Given information -
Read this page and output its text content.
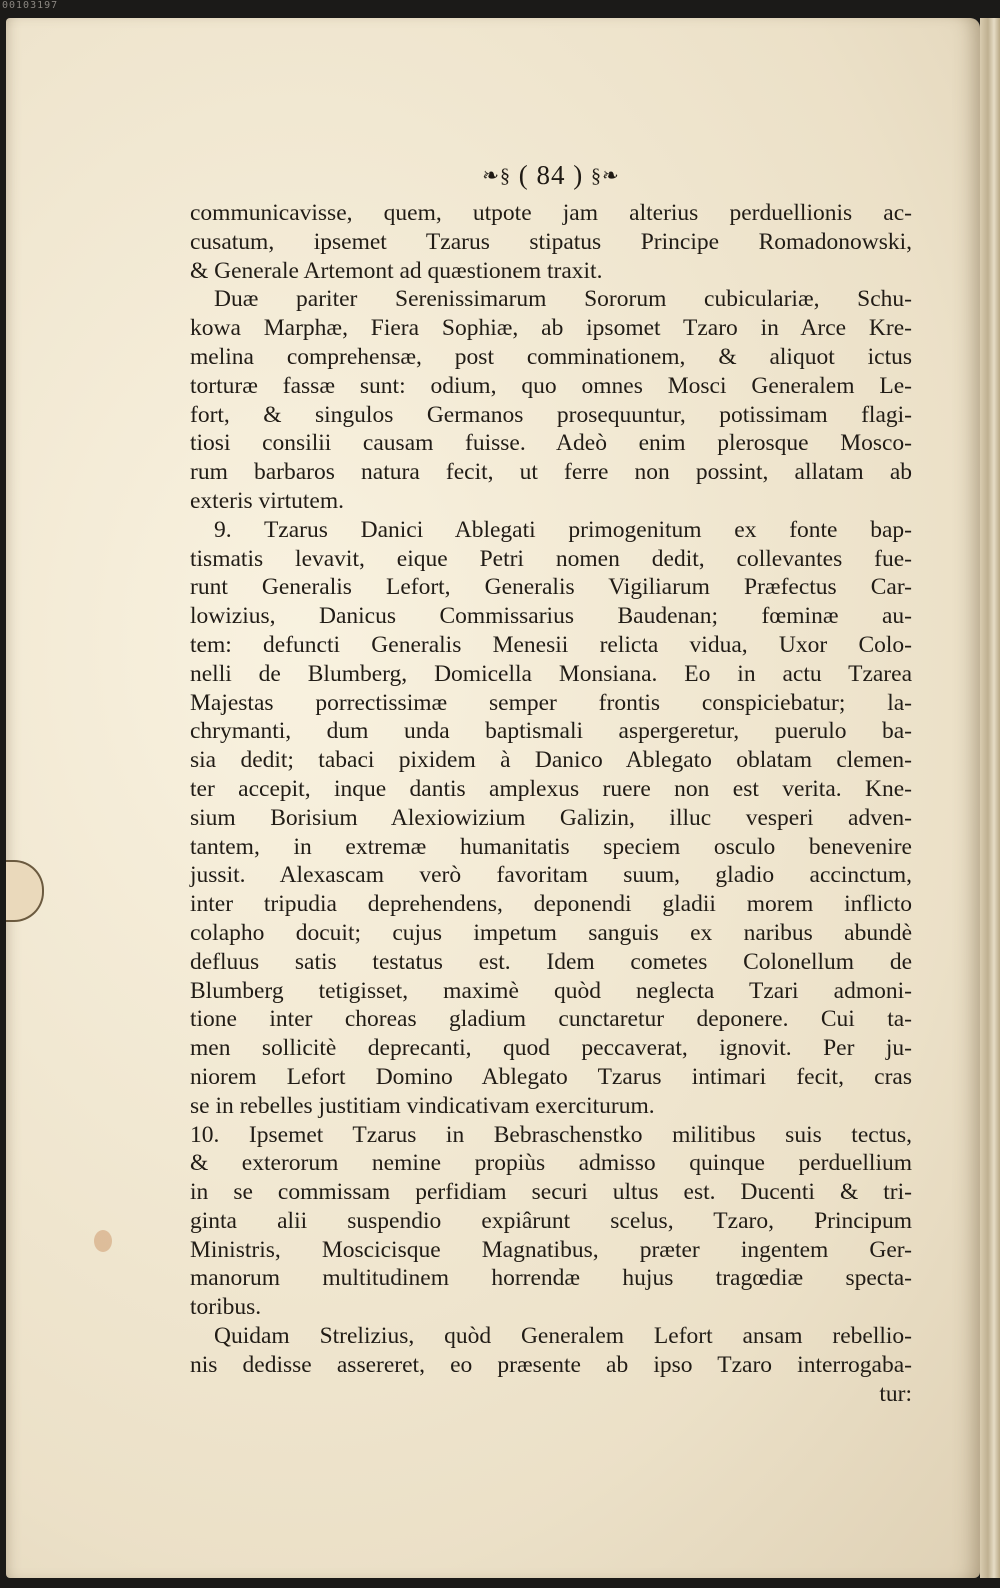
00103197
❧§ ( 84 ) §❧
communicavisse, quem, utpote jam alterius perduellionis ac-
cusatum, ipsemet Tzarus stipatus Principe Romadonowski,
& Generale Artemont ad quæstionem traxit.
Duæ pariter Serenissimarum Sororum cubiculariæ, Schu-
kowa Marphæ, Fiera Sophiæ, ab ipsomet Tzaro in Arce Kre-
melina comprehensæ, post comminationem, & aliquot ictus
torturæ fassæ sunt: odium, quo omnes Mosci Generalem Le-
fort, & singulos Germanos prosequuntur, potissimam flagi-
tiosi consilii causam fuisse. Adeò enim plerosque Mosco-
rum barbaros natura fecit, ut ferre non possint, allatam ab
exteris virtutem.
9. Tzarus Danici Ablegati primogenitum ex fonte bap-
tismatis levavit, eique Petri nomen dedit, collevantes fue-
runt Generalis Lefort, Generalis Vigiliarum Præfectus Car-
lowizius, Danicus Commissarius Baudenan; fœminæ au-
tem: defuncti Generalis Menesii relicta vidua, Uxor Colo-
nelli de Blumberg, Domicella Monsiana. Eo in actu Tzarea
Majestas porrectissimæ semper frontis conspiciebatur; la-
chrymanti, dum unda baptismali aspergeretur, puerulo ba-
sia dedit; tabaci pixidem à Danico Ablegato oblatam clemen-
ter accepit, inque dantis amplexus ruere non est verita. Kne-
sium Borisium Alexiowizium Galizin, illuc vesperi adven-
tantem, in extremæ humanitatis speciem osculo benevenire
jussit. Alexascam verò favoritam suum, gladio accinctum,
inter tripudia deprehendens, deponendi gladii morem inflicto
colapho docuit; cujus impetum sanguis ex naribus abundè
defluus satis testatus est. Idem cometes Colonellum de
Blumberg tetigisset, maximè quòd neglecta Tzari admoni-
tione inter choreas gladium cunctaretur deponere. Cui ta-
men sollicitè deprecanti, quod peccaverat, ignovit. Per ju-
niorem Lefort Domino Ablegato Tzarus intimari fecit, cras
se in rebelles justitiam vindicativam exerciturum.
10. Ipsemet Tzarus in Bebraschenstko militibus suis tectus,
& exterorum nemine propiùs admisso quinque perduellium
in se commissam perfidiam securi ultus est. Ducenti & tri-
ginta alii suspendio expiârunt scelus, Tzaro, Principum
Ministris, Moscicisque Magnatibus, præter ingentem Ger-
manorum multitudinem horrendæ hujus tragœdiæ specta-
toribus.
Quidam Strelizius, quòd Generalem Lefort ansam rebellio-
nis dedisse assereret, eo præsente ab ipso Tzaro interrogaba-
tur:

Goal -
Print the complete listing exactly, apart from any pictures.

Written answer -
Read this page and output its text content.
00103197
❧§ ( 84 ) §❧
communicavisse, quem, utpote jam alterius perduellionis ac-
cusatum, ipsemet Tzarus stipatus Principe Romadonowski,
& Generale Artemont ad quæstionem traxit.
Duæ pariter Serenissimarum Sororum cubiculariæ, Schu-
kowa Marphæ, Fiera Sophiæ, ab ipsomet Tzaro in Arce Kre-
melina comprehensæ, post comminationem, & aliquot ictus
torturæ fassæ sunt: odium, quo omnes Mosci Generalem Le-
fort, & singulos Germanos prosequuntur, potissimam flagi-
tiosi consilii causam fuisse. Adeò enim plerosque Mosco-
rum barbaros natura fecit, ut ferre non possint, allatam ab
exteris virtutem.
9. Tzarus Danici Ablegati primogenitum ex fonte bap-
tismatis levavit, eique Petri nomen dedit, collevantes fue-
runt Generalis Lefort, Generalis Vigiliarum Præfectus Car-
lowizius, Danicus Commissarius Baudenan; fœminæ au-
tem: defuncti Generalis Menesii relicta vidua, Uxor Colo-
nelli de Blumberg, Domicella Monsiana. Eo in actu Tzarea
Majestas porrectissimæ semper frontis conspiciebatur; la-
chrymanti, dum unda baptismali aspergeretur, puerulo ba-
sia dedit; tabaci pixidem à Danico Ablegato oblatam clemen-
ter accepit, inque dantis amplexus ruere non est verita. Kne-
sium Borisium Alexiowizium Galizin, illuc vesperi adven-
tantem, in extremæ humanitatis speciem osculo benevenire
jussit. Alexascam verò favoritam suum, gladio accinctum,
inter tripudia deprehendens, deponendi gladii morem inflicto
colapho docuit; cujus impetum sanguis ex naribus abundè
defluus satis testatus est. Idem cometes Colonellum de
Blumberg tetigisset, maximè quòd neglecta Tzari admoni-
tione inter choreas gladium cunctaretur deponere. Cui ta-
men sollicitè deprecanti, quod peccaverat, ignovit. Per ju-
niorem Lefort Domino Ablegato Tzarus intimari fecit, cras
se in rebelles justitiam vindicativam exerciturum.
10. Ipsemet Tzarus in Bebraschenstko militibus suis tectus,
& exterorum nemine propiùs admisso quinque perduellium
in se commissam perfidiam securi ultus est. Ducenti & tri-
ginta alii suspendio expiârunt scelus, Tzaro, Principum
Ministris, Moscicisque Magnatibus, præter ingentem Ger-
manorum multitudinem horrendæ hujus tragœdiæ specta-
toribus.
Quidam Strelizius, quòd Generalem Lefort ansam rebellio-
nis dedisse assereret, eo præsente ab ipso Tzaro interrogaba-
tur:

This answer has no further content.